Records excerpted from a collection:
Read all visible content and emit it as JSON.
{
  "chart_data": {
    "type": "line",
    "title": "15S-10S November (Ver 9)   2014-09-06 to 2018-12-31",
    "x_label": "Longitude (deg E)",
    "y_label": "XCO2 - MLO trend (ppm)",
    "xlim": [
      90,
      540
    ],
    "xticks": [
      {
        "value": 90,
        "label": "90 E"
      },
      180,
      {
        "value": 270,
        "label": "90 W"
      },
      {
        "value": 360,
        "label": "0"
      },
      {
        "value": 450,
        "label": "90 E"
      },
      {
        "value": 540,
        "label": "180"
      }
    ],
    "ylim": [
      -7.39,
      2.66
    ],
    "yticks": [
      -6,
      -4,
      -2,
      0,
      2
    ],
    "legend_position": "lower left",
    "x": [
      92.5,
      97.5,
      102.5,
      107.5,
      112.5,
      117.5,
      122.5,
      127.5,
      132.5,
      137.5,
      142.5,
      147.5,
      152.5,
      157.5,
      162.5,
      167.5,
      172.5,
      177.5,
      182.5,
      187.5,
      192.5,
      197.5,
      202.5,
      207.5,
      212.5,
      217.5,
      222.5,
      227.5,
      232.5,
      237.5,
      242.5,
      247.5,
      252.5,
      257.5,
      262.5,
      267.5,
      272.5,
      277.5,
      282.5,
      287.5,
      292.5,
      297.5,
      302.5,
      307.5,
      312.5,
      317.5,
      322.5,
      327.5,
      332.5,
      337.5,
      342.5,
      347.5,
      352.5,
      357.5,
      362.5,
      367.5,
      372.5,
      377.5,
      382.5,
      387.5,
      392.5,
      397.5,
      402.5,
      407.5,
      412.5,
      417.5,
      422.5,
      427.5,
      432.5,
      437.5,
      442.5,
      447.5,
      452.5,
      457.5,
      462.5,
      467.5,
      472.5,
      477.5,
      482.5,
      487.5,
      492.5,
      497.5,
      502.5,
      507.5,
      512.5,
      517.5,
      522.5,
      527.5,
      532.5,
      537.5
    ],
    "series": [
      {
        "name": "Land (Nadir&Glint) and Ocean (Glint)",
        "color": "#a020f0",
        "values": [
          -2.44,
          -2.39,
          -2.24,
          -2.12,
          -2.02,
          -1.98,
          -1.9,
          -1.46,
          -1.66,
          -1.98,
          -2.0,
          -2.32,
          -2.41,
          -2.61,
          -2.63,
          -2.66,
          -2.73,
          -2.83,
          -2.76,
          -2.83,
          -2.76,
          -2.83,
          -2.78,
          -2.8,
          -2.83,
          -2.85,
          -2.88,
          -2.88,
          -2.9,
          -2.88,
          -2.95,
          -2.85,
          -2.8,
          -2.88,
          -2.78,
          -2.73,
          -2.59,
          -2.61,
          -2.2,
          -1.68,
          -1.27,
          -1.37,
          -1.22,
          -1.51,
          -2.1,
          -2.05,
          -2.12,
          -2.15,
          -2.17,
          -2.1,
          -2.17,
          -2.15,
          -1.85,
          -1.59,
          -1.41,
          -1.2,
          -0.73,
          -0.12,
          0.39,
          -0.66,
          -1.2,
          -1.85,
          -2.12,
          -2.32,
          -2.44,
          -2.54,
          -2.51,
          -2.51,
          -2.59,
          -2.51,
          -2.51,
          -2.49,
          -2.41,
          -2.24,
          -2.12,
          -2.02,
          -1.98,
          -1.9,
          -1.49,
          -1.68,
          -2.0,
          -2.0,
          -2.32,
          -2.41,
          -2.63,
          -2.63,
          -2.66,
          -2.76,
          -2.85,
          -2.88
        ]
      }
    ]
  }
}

▶ _Prompt_:
Return all of the entries word for word.

▶ _Response for this exercise_:
Read all visible content and emit it as JSON.
{
  "chart_data": {
    "type": "line",
    "title": "15S-10S November (Ver 9)   2014-09-06 to 2018-12-31",
    "x_label": "Longitude (deg E)",
    "y_label": "XCO2 - MLO trend (ppm)",
    "xlim": [
      90,
      540
    ],
    "xticks": [
      {
        "value": 90,
        "label": "90 E"
      },
      180,
      {
        "value": 270,
        "label": "90 W"
      },
      {
        "value": 360,
        "label": "0"
      },
      {
        "value": 450,
        "label": "90 E"
      },
      {
        "value": 540,
        "label": "180"
      }
    ],
    "ylim": [
      -7.39,
      2.66
    ],
    "yticks": [
      -6,
      -4,
      -2,
      0,
      2
    ],
    "legend_position": "lower left",
    "x": [
      92.5,
      97.5,
      102.5,
      107.5,
      112.5,
      117.5,
      122.5,
      127.5,
      132.5,
      137.5,
      142.5,
      147.5,
      152.5,
      157.5,
      162.5,
      167.5,
      172.5,
      177.5,
      182.5,
      187.5,
      192.5,
      197.5,
      202.5,
      207.5,
      212.5,
      217.5,
      222.5,
      227.5,
      232.5,
      237.5,
      242.5,
      247.5,
      252.5,
      257.5,
      262.5,
      267.5,
      272.5,
      277.5,
      282.5,
      287.5,
      292.5,
      297.5,
      302.5,
      307.5,
      312.5,
      317.5,
      322.5,
      327.5,
      332.5,
      337.5,
      342.5,
      347.5,
      352.5,
      357.5,
      362.5,
      367.5,
      372.5,
      377.5,
      382.5,
      387.5,
      392.5,
      397.5,
      402.5,
      407.5,
      412.5,
      417.5,
      422.5,
      427.5,
      432.5,
      437.5,
      442.5,
      447.5,
      452.5,
      457.5,
      462.5,
      467.5,
      472.5,
      477.5,
      482.5,
      487.5,
      492.5,
      497.5,
      502.5,
      507.5,
      512.5,
      517.5,
      522.5,
      527.5,
      532.5,
      537.5
    ],
    "series": [
      {
        "name": "Land (Nadir&Glint) and Ocean (Glint)",
        "color": "#a020f0",
        "values": [
          -2.44,
          -2.39,
          -2.24,
          -2.12,
          -2.02,
          -1.98,
          -1.9,
          -1.46,
          -1.66,
          -1.98,
          -2.0,
          -2.32,
          -2.41,
          -2.61,
          -2.63,
          -2.66,
          -2.73,
          -2.83,
          -2.76,
          -2.83,
          -2.76,
          -2.83,
          -2.78,
          -2.8,
          -2.83,
          -2.85,
          -2.88,
          -2.88,
          -2.9,
          -2.88,
          -2.95,
          -2.85,
          -2.8,
          -2.88,
          -2.78,
          -2.73,
          -2.59,
          -2.61,
          -2.2,
          -1.68,
          -1.27,
          -1.37,
          -1.22,
          -1.51,
          -2.1,
          -2.05,
          -2.12,
          -2.15,
          -2.17,
          -2.1,
          -2.17,
          -2.15,
          -1.85,
          -1.59,
          -1.41,
          -1.2,
          -0.73,
          -0.12,
          0.39,
          -0.66,
          -1.2,
          -1.85,
          -2.12,
          -2.32,
          -2.44,
          -2.54,
          -2.51,
          -2.51,
          -2.59,
          -2.51,
          -2.51,
          -2.49,
          -2.41,
          -2.24,
          -2.12,
          -2.02,
          -1.98,
          -1.9,
          -1.49,
          -1.68,
          -2.0,
          -2.0,
          -2.32,
          -2.41,
          -2.63,
          -2.63,
          -2.66,
          -2.76,
          -2.85,
          -2.88
        ]
      }
    ]
  }
}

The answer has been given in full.